** DO THIS **
Copy every line, leaving nothing out and adding nothing.

Items from a dataset:
--- START ---

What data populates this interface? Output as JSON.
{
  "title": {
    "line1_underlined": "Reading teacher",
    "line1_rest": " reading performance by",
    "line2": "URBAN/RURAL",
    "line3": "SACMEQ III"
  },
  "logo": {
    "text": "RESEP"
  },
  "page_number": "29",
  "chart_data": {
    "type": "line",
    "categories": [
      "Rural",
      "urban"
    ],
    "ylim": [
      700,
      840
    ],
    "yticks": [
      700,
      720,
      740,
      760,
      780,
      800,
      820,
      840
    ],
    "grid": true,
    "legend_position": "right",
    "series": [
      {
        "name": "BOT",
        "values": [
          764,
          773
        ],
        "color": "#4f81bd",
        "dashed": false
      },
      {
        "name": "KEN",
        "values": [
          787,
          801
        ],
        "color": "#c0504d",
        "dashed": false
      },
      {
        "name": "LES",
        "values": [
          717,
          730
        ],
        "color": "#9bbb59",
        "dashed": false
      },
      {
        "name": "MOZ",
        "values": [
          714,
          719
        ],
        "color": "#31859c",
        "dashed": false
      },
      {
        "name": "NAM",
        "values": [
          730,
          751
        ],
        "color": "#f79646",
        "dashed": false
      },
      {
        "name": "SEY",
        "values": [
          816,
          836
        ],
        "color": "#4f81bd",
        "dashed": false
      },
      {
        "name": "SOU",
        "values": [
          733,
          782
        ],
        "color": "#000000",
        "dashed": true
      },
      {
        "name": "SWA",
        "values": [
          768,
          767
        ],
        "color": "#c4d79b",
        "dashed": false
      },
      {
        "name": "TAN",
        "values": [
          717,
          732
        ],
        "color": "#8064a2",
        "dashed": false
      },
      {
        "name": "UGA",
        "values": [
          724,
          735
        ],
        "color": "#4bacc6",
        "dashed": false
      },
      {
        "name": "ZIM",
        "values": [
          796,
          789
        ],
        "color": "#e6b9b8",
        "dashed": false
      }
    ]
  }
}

--- END ---

** ANSWER TO THE EXERCISE **
What data populates this interface? Output as JSON.
{
  "title": {
    "line1_underlined": "Reading teacher",
    "line1_rest": " reading performance by",
    "line2": "URBAN/RURAL",
    "line3": "SACMEQ III"
  },
  "logo": {
    "text": "RESEP"
  },
  "page_number": "29",
  "chart_data": {
    "type": "line",
    "categories": [
      "Rural",
      "urban"
    ],
    "ylim": [
      700,
      840
    ],
    "yticks": [
      700,
      720,
      740,
      760,
      780,
      800,
      820,
      840
    ],
    "grid": true,
    "legend_position": "right",
    "series": [
      {
        "name": "BOT",
        "values": [
          764,
          773
        ],
        "color": "#4f81bd",
        "dashed": false
      },
      {
        "name": "KEN",
        "values": [
          787,
          801
        ],
        "color": "#c0504d",
        "dashed": false
      },
      {
        "name": "LES",
        "values": [
          717,
          730
        ],
        "color": "#9bbb59",
        "dashed": false
      },
      {
        "name": "MOZ",
        "values": [
          714,
          719
        ],
        "color": "#31859c",
        "dashed": false
      },
      {
        "name": "NAM",
        "values": [
          730,
          751
        ],
        "color": "#f79646",
        "dashed": false
      },
      {
        "name": "SEY",
        "values": [
          816,
          836
        ],
        "color": "#4f81bd",
        "dashed": false
      },
      {
        "name": "SOU",
        "values": [
          733,
          782
        ],
        "color": "#000000",
        "dashed": true
      },
      {
        "name": "SWA",
        "values": [
          768,
          767
        ],
        "color": "#c4d79b",
        "dashed": false
      },
      {
        "name": "TAN",
        "values": [
          717,
          732
        ],
        "color": "#8064a2",
        "dashed": false
      },
      {
        "name": "UGA",
        "values": [
          724,
          735
        ],
        "color": "#4bacc6",
        "dashed": false
      },
      {
        "name": "ZIM",
        "values": [
          796,
          789
        ],
        "color": "#e6b9b8",
        "dashed": false
      }
    ]
  }
}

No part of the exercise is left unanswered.